▶ [What you should do]
Copy every line of the data that includes the string "gauge".

+--

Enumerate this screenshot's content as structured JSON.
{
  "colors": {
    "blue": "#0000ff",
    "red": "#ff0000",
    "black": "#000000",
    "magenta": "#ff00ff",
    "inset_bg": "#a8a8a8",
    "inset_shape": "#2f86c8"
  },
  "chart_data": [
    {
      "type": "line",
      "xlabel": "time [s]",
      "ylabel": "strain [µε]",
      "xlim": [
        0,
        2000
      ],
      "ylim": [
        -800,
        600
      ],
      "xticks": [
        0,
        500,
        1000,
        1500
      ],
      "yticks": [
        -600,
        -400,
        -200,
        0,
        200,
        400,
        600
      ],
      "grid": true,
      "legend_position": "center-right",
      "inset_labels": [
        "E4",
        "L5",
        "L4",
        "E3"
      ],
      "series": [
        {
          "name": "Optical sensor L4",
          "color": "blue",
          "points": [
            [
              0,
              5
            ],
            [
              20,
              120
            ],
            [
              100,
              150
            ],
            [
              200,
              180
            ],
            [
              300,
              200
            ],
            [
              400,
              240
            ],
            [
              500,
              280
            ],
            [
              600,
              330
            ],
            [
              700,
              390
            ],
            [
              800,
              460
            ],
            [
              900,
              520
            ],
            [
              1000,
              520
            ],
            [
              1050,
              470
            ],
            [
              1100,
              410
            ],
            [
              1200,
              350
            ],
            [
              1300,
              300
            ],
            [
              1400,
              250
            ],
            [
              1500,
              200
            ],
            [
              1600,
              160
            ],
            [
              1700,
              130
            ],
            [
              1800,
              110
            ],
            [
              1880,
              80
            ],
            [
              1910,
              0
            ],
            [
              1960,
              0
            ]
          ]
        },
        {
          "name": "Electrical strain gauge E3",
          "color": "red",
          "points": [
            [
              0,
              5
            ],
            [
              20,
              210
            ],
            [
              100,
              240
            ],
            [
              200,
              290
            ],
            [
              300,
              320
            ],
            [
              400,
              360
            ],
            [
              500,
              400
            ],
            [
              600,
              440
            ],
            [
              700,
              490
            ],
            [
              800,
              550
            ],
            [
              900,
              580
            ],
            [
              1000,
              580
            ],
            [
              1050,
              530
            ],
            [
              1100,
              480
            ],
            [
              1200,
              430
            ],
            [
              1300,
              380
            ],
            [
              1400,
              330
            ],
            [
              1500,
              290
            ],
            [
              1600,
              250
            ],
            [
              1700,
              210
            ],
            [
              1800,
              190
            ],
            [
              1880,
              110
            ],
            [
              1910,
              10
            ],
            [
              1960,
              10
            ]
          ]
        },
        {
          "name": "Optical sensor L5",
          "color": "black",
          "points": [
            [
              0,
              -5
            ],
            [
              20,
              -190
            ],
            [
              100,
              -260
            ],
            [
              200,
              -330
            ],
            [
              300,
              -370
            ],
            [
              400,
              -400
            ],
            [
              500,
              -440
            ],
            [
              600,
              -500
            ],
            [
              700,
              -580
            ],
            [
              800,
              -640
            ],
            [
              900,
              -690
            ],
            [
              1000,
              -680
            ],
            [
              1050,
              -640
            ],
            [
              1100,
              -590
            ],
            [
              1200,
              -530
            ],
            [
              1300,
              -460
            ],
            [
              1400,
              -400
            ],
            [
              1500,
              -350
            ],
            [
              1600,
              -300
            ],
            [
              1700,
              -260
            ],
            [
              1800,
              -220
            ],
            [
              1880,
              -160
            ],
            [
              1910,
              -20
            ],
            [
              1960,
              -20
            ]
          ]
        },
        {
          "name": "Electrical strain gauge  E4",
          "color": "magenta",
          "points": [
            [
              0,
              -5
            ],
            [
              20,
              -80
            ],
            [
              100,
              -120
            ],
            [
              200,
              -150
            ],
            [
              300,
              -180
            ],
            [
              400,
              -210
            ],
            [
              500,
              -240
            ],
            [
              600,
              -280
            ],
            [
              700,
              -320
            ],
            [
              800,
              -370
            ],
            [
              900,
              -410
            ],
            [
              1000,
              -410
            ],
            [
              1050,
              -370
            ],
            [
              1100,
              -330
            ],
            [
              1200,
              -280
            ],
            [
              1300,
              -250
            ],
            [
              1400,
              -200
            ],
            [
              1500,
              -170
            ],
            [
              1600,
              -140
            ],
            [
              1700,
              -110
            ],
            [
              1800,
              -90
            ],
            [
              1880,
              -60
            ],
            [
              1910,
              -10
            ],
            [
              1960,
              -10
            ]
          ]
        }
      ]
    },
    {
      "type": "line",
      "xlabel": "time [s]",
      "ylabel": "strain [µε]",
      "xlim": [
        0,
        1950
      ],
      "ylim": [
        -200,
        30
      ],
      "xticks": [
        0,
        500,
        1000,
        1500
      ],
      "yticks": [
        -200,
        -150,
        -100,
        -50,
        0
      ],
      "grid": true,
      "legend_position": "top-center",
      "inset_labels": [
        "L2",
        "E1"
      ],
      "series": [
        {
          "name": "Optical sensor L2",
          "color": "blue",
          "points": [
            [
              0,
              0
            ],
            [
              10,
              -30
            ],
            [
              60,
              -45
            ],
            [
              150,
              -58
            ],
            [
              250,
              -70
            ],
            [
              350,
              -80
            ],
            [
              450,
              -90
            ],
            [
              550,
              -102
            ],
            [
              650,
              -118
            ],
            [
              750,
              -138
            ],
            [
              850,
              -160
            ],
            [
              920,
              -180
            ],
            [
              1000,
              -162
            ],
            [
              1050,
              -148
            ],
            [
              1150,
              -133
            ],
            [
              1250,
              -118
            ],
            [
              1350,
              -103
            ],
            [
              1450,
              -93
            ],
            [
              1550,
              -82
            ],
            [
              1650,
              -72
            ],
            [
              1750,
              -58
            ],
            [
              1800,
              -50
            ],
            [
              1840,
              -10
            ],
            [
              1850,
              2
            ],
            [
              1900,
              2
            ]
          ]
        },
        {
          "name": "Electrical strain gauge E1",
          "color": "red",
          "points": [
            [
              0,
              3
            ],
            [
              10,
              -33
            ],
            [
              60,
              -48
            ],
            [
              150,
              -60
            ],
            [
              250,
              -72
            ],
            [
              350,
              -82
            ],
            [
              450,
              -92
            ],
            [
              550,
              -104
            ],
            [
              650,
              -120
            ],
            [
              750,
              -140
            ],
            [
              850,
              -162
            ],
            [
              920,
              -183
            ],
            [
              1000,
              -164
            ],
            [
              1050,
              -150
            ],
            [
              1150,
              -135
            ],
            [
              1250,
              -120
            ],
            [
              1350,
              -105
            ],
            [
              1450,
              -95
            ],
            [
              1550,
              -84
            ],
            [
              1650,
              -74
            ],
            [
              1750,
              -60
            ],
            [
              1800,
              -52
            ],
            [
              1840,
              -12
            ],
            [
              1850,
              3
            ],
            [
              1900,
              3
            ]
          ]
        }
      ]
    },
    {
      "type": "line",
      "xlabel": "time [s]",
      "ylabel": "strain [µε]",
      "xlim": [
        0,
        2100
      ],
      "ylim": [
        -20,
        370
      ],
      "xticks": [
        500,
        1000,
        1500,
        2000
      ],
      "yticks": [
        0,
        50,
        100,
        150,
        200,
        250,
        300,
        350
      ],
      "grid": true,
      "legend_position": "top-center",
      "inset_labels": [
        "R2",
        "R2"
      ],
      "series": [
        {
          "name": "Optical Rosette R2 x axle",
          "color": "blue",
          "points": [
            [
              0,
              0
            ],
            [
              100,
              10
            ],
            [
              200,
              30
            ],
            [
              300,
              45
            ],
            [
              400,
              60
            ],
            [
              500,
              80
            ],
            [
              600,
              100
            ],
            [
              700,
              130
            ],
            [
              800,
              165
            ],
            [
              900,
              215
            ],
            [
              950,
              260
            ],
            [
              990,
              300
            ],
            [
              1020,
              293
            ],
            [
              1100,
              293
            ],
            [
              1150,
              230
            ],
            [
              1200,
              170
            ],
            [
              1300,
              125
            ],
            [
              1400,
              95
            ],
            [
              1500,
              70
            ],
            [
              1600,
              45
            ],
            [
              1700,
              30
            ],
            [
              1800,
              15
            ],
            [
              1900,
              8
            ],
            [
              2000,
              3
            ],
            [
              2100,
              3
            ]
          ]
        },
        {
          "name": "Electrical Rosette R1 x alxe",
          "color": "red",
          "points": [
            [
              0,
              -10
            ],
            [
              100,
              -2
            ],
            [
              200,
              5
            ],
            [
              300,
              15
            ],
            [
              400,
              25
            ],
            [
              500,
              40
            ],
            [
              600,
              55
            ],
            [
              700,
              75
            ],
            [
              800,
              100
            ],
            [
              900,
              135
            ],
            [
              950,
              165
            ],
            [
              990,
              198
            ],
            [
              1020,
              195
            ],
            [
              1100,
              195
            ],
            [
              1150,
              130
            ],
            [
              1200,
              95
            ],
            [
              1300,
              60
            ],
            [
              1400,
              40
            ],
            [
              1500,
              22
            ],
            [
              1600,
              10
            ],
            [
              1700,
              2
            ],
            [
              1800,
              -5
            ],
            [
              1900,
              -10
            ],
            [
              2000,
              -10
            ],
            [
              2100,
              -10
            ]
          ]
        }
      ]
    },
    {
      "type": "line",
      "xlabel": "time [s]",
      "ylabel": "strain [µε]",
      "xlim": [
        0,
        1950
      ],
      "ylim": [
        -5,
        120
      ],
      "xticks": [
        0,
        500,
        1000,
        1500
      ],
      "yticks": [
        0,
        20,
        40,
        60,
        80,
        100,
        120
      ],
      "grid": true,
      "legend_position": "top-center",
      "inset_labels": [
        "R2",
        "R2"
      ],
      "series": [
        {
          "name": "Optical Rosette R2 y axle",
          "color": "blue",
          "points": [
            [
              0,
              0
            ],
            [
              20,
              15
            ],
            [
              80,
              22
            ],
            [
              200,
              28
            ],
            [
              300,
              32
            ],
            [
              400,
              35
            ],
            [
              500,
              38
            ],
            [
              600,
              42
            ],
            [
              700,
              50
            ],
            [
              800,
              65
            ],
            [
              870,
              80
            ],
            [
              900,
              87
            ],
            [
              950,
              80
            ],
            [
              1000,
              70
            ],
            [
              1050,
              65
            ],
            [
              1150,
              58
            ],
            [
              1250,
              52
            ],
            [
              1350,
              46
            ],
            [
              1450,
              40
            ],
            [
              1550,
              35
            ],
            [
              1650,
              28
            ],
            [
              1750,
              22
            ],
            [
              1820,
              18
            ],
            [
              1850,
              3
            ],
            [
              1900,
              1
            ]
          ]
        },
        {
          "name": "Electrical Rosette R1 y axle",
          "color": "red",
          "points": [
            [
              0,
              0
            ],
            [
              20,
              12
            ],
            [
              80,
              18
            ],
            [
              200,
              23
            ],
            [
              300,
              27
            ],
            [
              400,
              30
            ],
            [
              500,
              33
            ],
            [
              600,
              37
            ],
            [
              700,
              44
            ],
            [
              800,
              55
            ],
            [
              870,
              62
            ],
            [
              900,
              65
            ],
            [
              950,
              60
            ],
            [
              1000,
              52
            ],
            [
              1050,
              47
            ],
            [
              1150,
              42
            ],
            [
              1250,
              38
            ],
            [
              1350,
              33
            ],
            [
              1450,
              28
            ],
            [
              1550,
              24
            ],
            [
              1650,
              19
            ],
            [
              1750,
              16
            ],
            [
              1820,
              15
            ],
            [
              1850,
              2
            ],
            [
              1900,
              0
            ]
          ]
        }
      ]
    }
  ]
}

+--

▶ [Answer to this problem]
          "name": "Electrical strain gauge E3",
          "name": "Electrical strain gauge  E4",
          "name": "Electrical strain gauge E1",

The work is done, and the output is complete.